Select every line holding the word "JSON" and copy it.

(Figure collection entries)
-- start --

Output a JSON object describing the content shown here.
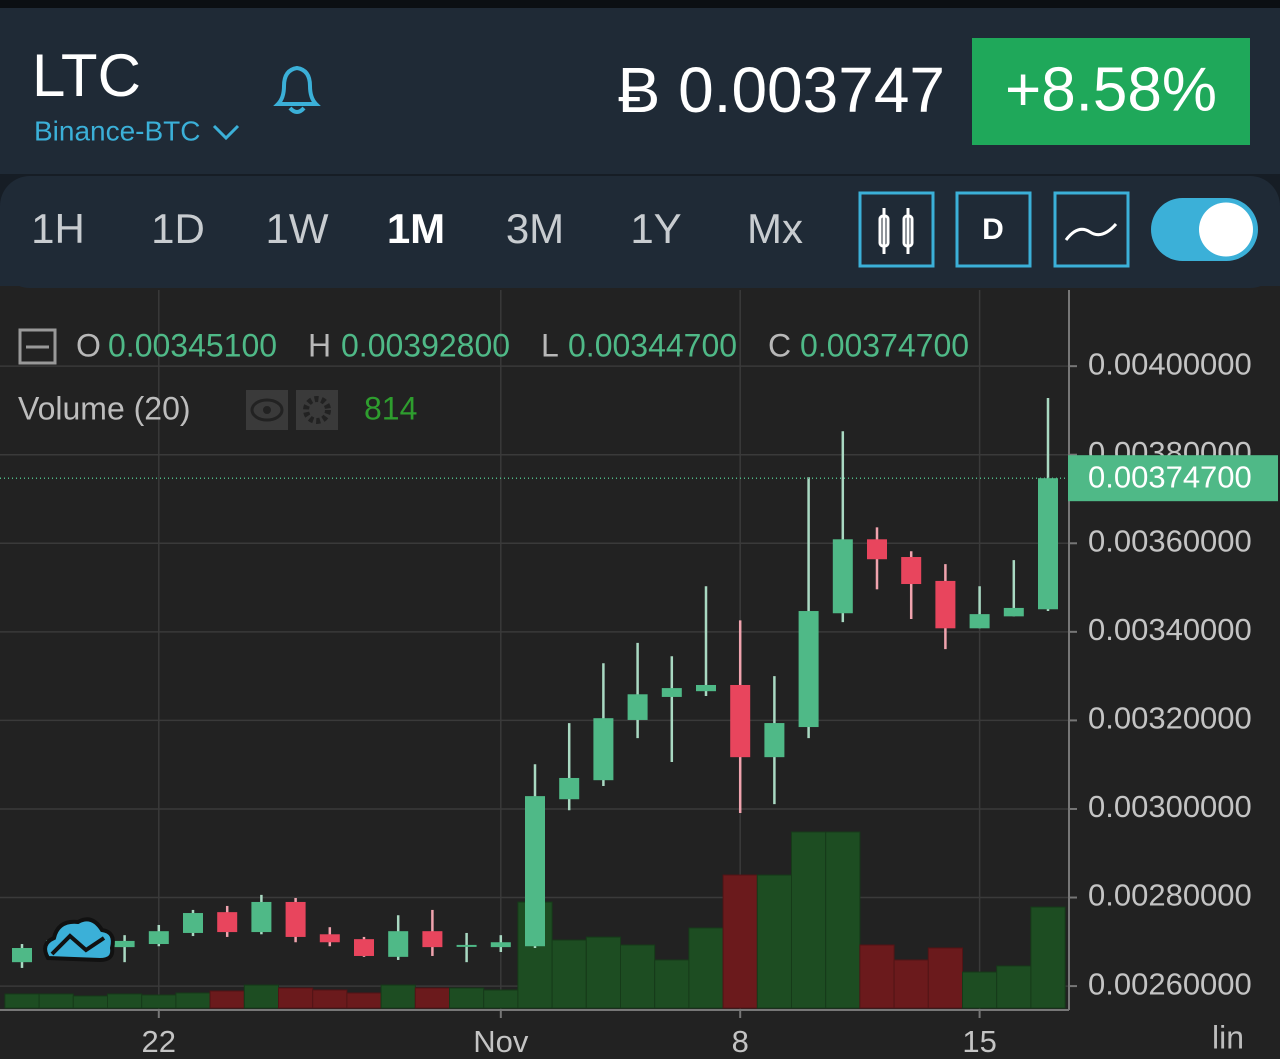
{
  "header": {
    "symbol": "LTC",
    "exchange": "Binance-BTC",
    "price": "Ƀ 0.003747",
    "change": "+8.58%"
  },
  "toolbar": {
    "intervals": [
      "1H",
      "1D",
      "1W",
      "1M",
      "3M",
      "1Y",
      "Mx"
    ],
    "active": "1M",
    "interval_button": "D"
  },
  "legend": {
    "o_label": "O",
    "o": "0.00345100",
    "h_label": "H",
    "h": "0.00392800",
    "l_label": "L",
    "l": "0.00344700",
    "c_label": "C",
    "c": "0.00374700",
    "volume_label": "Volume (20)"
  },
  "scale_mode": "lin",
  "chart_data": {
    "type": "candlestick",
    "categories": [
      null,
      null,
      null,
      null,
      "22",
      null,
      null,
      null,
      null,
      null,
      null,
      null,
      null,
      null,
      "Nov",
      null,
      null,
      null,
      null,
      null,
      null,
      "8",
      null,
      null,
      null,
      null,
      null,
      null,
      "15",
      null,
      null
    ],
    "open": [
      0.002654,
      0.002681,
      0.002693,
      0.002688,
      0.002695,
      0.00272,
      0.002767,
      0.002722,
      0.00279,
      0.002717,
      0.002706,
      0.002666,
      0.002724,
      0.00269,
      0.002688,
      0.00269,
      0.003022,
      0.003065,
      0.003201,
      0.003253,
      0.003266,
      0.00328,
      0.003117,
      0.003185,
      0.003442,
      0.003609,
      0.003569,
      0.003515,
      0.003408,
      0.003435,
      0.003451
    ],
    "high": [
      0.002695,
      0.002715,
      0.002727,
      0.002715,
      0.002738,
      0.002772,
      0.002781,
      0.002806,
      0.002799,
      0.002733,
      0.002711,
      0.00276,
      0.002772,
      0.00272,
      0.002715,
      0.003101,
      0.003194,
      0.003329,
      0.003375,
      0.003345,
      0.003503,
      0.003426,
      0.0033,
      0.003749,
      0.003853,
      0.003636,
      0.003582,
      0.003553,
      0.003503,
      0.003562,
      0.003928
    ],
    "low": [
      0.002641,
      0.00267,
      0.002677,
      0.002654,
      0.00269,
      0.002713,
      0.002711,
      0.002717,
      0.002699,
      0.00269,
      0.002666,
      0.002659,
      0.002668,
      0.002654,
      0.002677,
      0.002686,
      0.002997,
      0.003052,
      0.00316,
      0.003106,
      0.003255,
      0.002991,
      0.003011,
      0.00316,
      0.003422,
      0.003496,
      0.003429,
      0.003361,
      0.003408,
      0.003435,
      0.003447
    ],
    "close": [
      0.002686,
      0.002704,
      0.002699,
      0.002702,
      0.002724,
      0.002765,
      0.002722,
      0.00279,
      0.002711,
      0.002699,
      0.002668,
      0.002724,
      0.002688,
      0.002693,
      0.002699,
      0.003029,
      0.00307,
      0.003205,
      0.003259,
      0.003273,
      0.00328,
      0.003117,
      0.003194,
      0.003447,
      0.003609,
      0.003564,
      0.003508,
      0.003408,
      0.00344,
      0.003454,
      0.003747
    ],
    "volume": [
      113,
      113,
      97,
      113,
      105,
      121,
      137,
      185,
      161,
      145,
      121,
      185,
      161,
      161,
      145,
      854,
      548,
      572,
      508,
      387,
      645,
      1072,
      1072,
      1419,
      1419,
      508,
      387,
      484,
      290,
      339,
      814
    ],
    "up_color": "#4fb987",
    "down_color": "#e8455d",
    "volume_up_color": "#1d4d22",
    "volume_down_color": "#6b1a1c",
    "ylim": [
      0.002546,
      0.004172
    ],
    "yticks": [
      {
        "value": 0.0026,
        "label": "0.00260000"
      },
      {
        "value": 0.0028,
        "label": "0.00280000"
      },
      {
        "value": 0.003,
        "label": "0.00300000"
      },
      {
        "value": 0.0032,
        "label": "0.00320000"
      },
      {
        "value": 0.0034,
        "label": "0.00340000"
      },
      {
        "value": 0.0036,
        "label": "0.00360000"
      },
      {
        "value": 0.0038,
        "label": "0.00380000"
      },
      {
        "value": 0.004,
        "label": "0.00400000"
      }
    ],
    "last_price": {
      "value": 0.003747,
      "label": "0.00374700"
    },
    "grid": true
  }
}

-- end --
-- start --

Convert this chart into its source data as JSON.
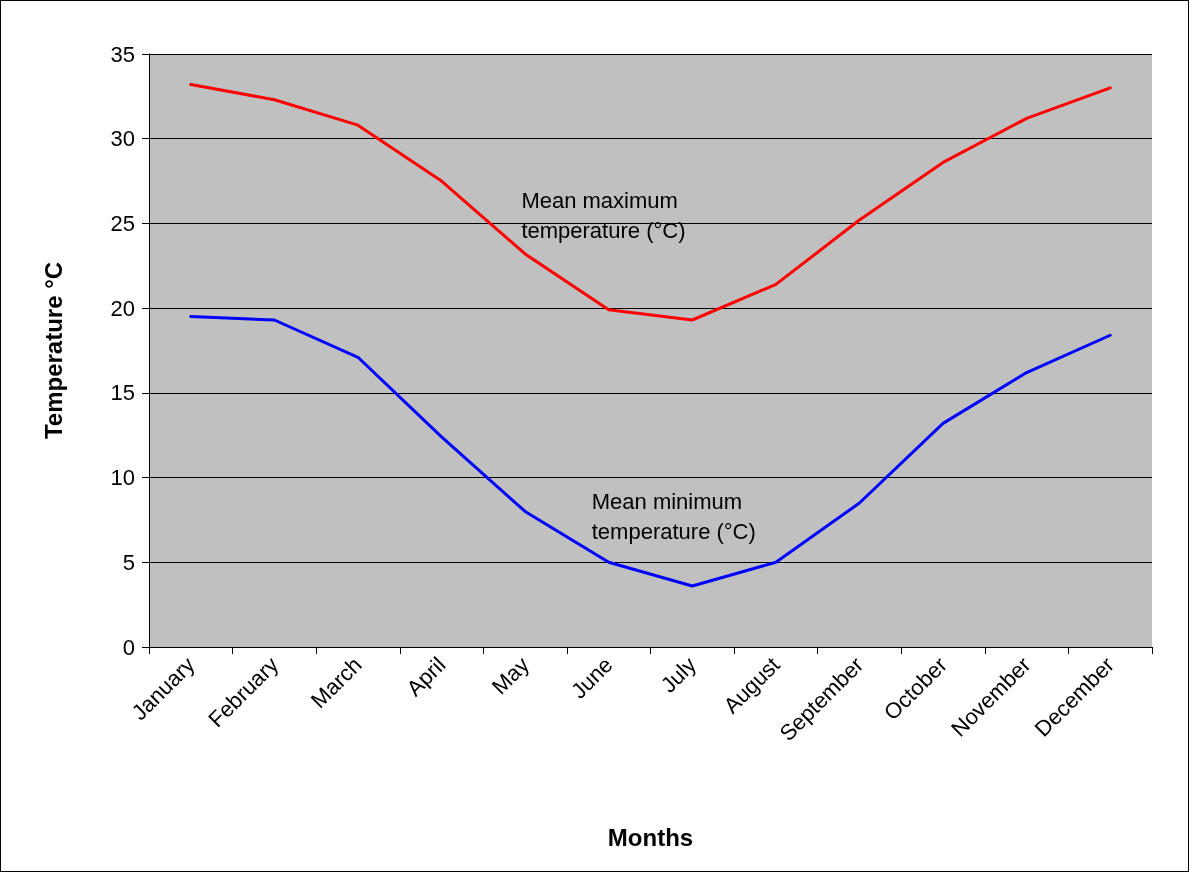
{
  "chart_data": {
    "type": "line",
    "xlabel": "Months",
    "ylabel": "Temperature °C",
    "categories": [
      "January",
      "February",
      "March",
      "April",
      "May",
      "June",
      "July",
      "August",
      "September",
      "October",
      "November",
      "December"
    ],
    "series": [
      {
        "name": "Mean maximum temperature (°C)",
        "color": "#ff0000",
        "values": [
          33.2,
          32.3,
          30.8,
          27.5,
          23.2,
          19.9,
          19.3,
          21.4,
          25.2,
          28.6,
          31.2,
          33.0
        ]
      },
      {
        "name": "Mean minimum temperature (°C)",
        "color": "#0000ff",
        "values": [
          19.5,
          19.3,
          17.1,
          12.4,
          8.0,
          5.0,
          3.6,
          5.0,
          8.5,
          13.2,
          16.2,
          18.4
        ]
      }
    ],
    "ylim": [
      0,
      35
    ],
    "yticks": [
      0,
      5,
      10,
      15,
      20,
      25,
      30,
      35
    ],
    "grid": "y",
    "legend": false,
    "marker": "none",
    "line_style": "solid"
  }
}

-- end --

### Full response
Output a JSON object describing the content shown here.
Convert this chart into its source data as JSON.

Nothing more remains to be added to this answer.